Data extracted from a collection |

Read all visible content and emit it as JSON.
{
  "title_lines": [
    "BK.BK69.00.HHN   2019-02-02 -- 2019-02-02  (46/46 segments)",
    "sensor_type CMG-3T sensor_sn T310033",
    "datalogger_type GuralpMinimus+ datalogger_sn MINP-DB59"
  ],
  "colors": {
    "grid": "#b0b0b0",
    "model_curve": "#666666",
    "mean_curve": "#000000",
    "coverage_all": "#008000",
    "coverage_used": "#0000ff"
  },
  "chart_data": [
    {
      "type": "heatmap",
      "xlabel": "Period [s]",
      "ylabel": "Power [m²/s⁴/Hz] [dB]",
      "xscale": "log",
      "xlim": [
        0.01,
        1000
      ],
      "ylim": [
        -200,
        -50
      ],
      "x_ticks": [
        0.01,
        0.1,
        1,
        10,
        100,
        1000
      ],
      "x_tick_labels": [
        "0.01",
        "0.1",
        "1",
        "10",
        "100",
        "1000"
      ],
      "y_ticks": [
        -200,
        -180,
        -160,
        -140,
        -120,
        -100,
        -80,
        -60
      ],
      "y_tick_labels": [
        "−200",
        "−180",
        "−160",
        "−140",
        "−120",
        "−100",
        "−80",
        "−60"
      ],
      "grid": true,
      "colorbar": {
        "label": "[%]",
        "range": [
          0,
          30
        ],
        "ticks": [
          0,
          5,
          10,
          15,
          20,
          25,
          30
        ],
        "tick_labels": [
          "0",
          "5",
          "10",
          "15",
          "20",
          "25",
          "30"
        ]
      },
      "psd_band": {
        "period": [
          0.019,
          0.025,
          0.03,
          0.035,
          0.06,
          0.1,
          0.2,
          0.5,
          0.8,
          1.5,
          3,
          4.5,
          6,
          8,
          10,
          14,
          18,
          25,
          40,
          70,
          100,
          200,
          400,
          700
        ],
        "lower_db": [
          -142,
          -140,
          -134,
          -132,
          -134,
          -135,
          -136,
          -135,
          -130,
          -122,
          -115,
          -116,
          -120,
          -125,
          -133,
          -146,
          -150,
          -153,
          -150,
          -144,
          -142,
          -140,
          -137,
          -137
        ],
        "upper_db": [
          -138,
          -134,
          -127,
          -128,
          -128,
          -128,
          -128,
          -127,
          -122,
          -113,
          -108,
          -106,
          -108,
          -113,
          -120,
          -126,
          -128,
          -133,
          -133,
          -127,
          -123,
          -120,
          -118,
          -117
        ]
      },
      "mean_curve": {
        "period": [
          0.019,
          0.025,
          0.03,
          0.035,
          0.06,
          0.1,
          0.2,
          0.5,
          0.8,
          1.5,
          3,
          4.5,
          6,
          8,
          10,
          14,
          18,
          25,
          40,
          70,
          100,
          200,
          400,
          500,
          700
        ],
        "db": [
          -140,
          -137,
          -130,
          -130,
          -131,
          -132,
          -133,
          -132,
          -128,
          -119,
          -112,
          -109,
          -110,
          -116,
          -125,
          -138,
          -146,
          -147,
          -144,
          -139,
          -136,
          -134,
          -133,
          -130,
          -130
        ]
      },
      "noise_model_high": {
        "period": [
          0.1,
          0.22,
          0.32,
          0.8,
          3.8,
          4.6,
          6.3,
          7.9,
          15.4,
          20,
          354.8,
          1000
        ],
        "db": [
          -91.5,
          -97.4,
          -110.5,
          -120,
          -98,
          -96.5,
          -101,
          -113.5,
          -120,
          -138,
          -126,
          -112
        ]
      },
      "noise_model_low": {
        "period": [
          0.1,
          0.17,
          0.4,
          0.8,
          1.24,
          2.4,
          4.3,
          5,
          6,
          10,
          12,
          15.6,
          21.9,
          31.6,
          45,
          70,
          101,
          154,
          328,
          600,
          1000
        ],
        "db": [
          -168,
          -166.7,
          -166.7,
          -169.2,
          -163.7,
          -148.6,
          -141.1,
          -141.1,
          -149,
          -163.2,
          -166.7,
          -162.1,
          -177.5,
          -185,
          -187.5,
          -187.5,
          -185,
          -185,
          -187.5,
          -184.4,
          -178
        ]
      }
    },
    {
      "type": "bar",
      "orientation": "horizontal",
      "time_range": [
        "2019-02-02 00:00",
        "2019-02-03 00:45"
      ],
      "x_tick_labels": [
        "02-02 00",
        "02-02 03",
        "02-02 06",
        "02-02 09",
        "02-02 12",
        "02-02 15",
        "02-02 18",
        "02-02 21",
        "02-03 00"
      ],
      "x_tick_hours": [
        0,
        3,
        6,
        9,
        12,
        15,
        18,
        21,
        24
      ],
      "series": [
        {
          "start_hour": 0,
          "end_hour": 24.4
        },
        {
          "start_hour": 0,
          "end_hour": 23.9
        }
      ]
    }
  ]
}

What needs to be done |
Reproduce every record, matching each line exactly.

Solution to this task |
Read all visible content and emit it as JSON.
{
  "title_lines": [
    "BK.BK69.00.HHN   2019-02-02 -- 2019-02-02  (46/46 segments)",
    "sensor_type CMG-3T sensor_sn T310033",
    "datalogger_type GuralpMinimus+ datalogger_sn MINP-DB59"
  ],
  "colors": {
    "grid": "#b0b0b0",
    "model_curve": "#666666",
    "mean_curve": "#000000",
    "coverage_all": "#008000",
    "coverage_used": "#0000ff"
  },
  "chart_data": [
    {
      "type": "heatmap",
      "xlabel": "Period [s]",
      "ylabel": "Power [m²/s⁴/Hz] [dB]",
      "xscale": "log",
      "xlim": [
        0.01,
        1000
      ],
      "ylim": [
        -200,
        -50
      ],
      "x_ticks": [
        0.01,
        0.1,
        1,
        10,
        100,
        1000
      ],
      "x_tick_labels": [
        "0.01",
        "0.1",
        "1",
        "10",
        "100",
        "1000"
      ],
      "y_ticks": [
        -200,
        -180,
        -160,
        -140,
        -120,
        -100,
        -80,
        -60
      ],
      "y_tick_labels": [
        "−200",
        "−180",
        "−160",
        "−140",
        "−120",
        "−100",
        "−80",
        "−60"
      ],
      "grid": true,
      "colorbar": {
        "label": "[%]",
        "range": [
          0,
          30
        ],
        "ticks": [
          0,
          5,
          10,
          15,
          20,
          25,
          30
        ],
        "tick_labels": [
          "0",
          "5",
          "10",
          "15",
          "20",
          "25",
          "30"
        ]
      },
      "psd_band": {
        "period": [
          0.019,
          0.025,
          0.03,
          0.035,
          0.06,
          0.1,
          0.2,
          0.5,
          0.8,
          1.5,
          3,
          4.5,
          6,
          8,
          10,
          14,
          18,
          25,
          40,
          70,
          100,
          200,
          400,
          700
        ],
        "lower_db": [
          -142,
          -140,
          -134,
          -132,
          -134,
          -135,
          -136,
          -135,
          -130,
          -122,
          -115,
          -116,
          -120,
          -125,
          -133,
          -146,
          -150,
          -153,
          -150,
          -144,
          -142,
          -140,
          -137,
          -137
        ],
        "upper_db": [
          -138,
          -134,
          -127,
          -128,
          -128,
          -128,
          -128,
          -127,
          -122,
          -113,
          -108,
          -106,
          -108,
          -113,
          -120,
          -126,
          -128,
          -133,
          -133,
          -127,
          -123,
          -120,
          -118,
          -117
        ]
      },
      "mean_curve": {
        "period": [
          0.019,
          0.025,
          0.03,
          0.035,
          0.06,
          0.1,
          0.2,
          0.5,
          0.8,
          1.5,
          3,
          4.5,
          6,
          8,
          10,
          14,
          18,
          25,
          40,
          70,
          100,
          200,
          400,
          500,
          700
        ],
        "db": [
          -140,
          -137,
          -130,
          -130,
          -131,
          -132,
          -133,
          -132,
          -128,
          -119,
          -112,
          -109,
          -110,
          -116,
          -125,
          -138,
          -146,
          -147,
          -144,
          -139,
          -136,
          -134,
          -133,
          -130,
          -130
        ]
      },
      "noise_model_high": {
        "period": [
          0.1,
          0.22,
          0.32,
          0.8,
          3.8,
          4.6,
          6.3,
          7.9,
          15.4,
          20,
          354.8,
          1000
        ],
        "db": [
          -91.5,
          -97.4,
          -110.5,
          -120,
          -98,
          -96.5,
          -101,
          -113.5,
          -120,
          -138,
          -126,
          -112
        ]
      },
      "noise_model_low": {
        "period": [
          0.1,
          0.17,
          0.4,
          0.8,
          1.24,
          2.4,
          4.3,
          5,
          6,
          10,
          12,
          15.6,
          21.9,
          31.6,
          45,
          70,
          101,
          154,
          328,
          600,
          1000
        ],
        "db": [
          -168,
          -166.7,
          -166.7,
          -169.2,
          -163.7,
          -148.6,
          -141.1,
          -141.1,
          -149,
          -163.2,
          -166.7,
          -162.1,
          -177.5,
          -185,
          -187.5,
          -187.5,
          -185,
          -185,
          -187.5,
          -184.4,
          -178
        ]
      }
    },
    {
      "type": "bar",
      "orientation": "horizontal",
      "time_range": [
        "2019-02-02 00:00",
        "2019-02-03 00:45"
      ],
      "x_tick_labels": [
        "02-02 00",
        "02-02 03",
        "02-02 06",
        "02-02 09",
        "02-02 12",
        "02-02 15",
        "02-02 18",
        "02-02 21",
        "02-03 00"
      ],
      "x_tick_hours": [
        0,
        3,
        6,
        9,
        12,
        15,
        18,
        21,
        24
      ],
      "series": [
        {
          "start_hour": 0,
          "end_hour": 24.4
        },
        {
          "start_hour": 0,
          "end_hour": 23.9
        }
      ]
    }
  ]
}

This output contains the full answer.